◆ Goal:
Using the data below, repeat all of it precisely.

********************

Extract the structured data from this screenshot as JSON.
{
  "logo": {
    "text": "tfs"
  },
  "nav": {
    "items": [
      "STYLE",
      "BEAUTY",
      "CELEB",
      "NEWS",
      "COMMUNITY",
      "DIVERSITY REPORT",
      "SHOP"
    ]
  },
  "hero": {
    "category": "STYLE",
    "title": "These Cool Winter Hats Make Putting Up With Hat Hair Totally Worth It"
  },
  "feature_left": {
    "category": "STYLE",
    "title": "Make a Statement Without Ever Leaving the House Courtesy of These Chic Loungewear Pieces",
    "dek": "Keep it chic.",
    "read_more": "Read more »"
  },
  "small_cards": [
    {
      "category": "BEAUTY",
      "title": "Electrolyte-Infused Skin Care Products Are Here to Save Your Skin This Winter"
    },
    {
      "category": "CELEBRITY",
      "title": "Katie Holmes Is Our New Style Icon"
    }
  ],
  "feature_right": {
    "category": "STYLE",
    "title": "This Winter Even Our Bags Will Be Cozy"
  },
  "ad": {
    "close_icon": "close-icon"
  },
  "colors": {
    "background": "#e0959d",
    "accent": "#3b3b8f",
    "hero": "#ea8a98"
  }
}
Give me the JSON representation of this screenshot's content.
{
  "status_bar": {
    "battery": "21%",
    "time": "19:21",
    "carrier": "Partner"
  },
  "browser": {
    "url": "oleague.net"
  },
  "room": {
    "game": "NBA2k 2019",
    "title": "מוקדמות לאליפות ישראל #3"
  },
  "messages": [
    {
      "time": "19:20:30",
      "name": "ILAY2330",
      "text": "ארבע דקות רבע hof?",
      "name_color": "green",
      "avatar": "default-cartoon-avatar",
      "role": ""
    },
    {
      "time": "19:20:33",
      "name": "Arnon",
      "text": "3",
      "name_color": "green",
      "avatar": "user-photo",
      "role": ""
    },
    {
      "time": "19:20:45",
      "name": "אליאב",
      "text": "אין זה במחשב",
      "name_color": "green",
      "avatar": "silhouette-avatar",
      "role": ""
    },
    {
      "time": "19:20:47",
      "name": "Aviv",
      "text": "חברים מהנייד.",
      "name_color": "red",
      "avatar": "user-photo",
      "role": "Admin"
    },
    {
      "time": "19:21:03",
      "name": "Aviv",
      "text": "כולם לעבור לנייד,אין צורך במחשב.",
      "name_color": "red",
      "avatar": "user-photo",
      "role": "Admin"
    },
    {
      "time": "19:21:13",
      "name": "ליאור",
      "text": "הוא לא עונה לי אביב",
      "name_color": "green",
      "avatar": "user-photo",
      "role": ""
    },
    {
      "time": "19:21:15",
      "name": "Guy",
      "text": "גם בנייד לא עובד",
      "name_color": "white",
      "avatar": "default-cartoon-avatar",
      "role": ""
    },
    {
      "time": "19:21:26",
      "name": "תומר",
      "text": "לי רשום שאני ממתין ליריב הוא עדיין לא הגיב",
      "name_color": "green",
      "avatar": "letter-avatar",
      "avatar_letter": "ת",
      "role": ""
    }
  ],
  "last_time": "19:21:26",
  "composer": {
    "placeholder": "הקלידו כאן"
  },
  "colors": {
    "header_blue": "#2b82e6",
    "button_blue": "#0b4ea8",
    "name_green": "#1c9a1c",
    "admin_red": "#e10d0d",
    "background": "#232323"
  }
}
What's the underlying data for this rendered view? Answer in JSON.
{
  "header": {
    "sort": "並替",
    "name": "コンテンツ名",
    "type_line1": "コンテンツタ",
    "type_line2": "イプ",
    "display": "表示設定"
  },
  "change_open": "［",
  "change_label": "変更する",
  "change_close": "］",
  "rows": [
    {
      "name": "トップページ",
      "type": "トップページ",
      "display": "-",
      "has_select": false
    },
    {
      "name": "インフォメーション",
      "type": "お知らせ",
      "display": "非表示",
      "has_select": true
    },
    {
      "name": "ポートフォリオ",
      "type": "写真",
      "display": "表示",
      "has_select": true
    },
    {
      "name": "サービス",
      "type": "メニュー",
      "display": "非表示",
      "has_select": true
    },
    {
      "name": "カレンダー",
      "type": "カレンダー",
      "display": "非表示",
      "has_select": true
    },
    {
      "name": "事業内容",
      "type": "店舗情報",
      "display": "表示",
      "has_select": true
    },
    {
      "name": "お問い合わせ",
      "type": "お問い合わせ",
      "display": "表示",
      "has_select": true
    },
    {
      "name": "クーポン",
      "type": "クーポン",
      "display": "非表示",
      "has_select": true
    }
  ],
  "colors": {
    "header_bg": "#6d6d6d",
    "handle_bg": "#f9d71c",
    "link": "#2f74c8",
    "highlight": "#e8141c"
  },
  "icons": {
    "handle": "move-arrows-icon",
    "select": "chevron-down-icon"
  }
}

********************

◆ In response:
Extract the structured data from this screenshot as JSON.
{
  "logo": {
    "text": "tfs"
  },
  "nav": {
    "items": [
      "STYLE",
      "BEAUTY",
      "CELEB",
      "NEWS",
      "COMMUNITY",
      "DIVERSITY REPORT",
      "SHOP"
    ]
  },
  "hero": {
    "category": "STYLE",
    "title": "These Cool Winter Hats Make Putting Up With Hat Hair Totally Worth It"
  },
  "feature_left": {
    "category": "STYLE",
    "title": "Make a Statement Without Ever Leaving the House Courtesy of These Chic Loungewear Pieces",
    "dek": "Keep it chic.",
    "read_more": "Read more »"
  },
  "small_cards": [
    {
      "category": "BEAUTY",
      "title": "Electrolyte-Infused Skin Care Products Are Here to Save Your Skin This Winter"
    },
    {
      "category": "CELEBRITY",
      "title": "Katie Holmes Is Our New Style Icon"
    }
  ],
  "feature_right": {
    "category": "STYLE",
    "title": "This Winter Even Our Bags Will Be Cozy"
  },
  "ad": {
    "close_icon": "close-icon"
  },
  "colors": {
    "background": "#e0959d",
    "accent": "#3b3b8f",
    "hero": "#ea8a98"
  }
}
Give me the JSON representation of this screenshot's content.
{
  "status_bar": {
    "battery": "21%",
    "time": "19:21",
    "carrier": "Partner"
  },
  "browser": {
    "url": "oleague.net"
  },
  "room": {
    "game": "NBA2k 2019",
    "title": "מוקדמות לאליפות ישראל #3"
  },
  "messages": [
    {
      "time": "19:20:30",
      "name": "ILAY2330",
      "text": "ארבע דקות רבע hof?",
      "name_color": "green",
      "avatar": "default-cartoon-avatar",
      "role": ""
    },
    {
      "time": "19:20:33",
      "name": "Arnon",
      "text": "3",
      "name_color": "green",
      "avatar": "user-photo",
      "role": ""
    },
    {
      "time": "19:20:45",
      "name": "אליאב",
      "text": "אין זה במחשב",
      "name_color": "green",
      "avatar": "silhouette-avatar",
      "role": ""
    },
    {
      "time": "19:20:47",
      "name": "Aviv",
      "text": "חברים מהנייד.",
      "name_color": "red",
      "avatar": "user-photo",
      "role": "Admin"
    },
    {
      "time": "19:21:03",
      "name": "Aviv",
      "text": "כולם לעבור לנייד,אין צורך במחשב.",
      "name_color": "red",
      "avatar": "user-photo",
      "role": "Admin"
    },
    {
      "time": "19:21:13",
      "name": "ליאור",
      "text": "הוא לא עונה לי אביב",
      "name_color": "green",
      "avatar": "user-photo",
      "role": ""
    },
    {
      "time": "19:21:15",
      "name": "Guy",
      "text": "גם בנייד לא עובד",
      "name_color": "white",
      "avatar": "default-cartoon-avatar",
      "role": ""
    },
    {
      "time": "19:21:26",
      "name": "תומר",
      "text": "לי רשום שאני ממתין ליריב הוא עדיין לא הגיב",
      "name_color": "green",
      "avatar": "letter-avatar",
      "avatar_letter": "ת",
      "role": ""
    }
  ],
  "last_time": "19:21:26",
  "composer": {
    "placeholder": "הקלידו כאן"
  },
  "colors": {
    "header_blue": "#2b82e6",
    "button_blue": "#0b4ea8",
    "name_green": "#1c9a1c",
    "admin_red": "#e10d0d",
    "background": "#232323"
  }
}
What's the underlying data for this rendered view? Answer in JSON.
{
  "header": {
    "sort": "並替",
    "name": "コンテンツ名",
    "type_line1": "コンテンツタ",
    "type_line2": "イプ",
    "display": "表示設定"
  },
  "change_open": "［",
  "change_label": "変更する",
  "change_close": "］",
  "rows": [
    {
      "name": "トップページ",
      "type": "トップページ",
      "display": "-",
      "has_select": false
    },
    {
      "name": "インフォメーション",
      "type": "お知らせ",
      "display": "非表示",
      "has_select": true
    },
    {
      "name": "ポートフォリオ",
      "type": "写真",
      "display": "表示",
      "has_select": true
    },
    {
      "name": "サービス",
      "type": "メニュー",
      "display": "非表示",
      "has_select": true
    },
    {
      "name": "カレンダー",
      "type": "カレンダー",
      "display": "非表示",
      "has_select": true
    },
    {
      "name": "事業内容",
      "type": "店舗情報",
      "display": "表示",
      "has_select": true
    },
    {
      "name": "お問い合わせ",
      "type": "お問い合わせ",
      "display": "表示",
      "has_select": true
    },
    {
      "name": "クーポン",
      "type": "クーポン",
      "display": "非表示",
      "has_select": true
    }
  ],
  "colors": {
    "header_bg": "#6d6d6d",
    "handle_bg": "#f9d71c",
    "link": "#2f74c8",
    "highlight": "#e8141c"
  },
  "icons": {
    "handle": "move-arrows-icon",
    "select": "chevron-down-icon"
  }
}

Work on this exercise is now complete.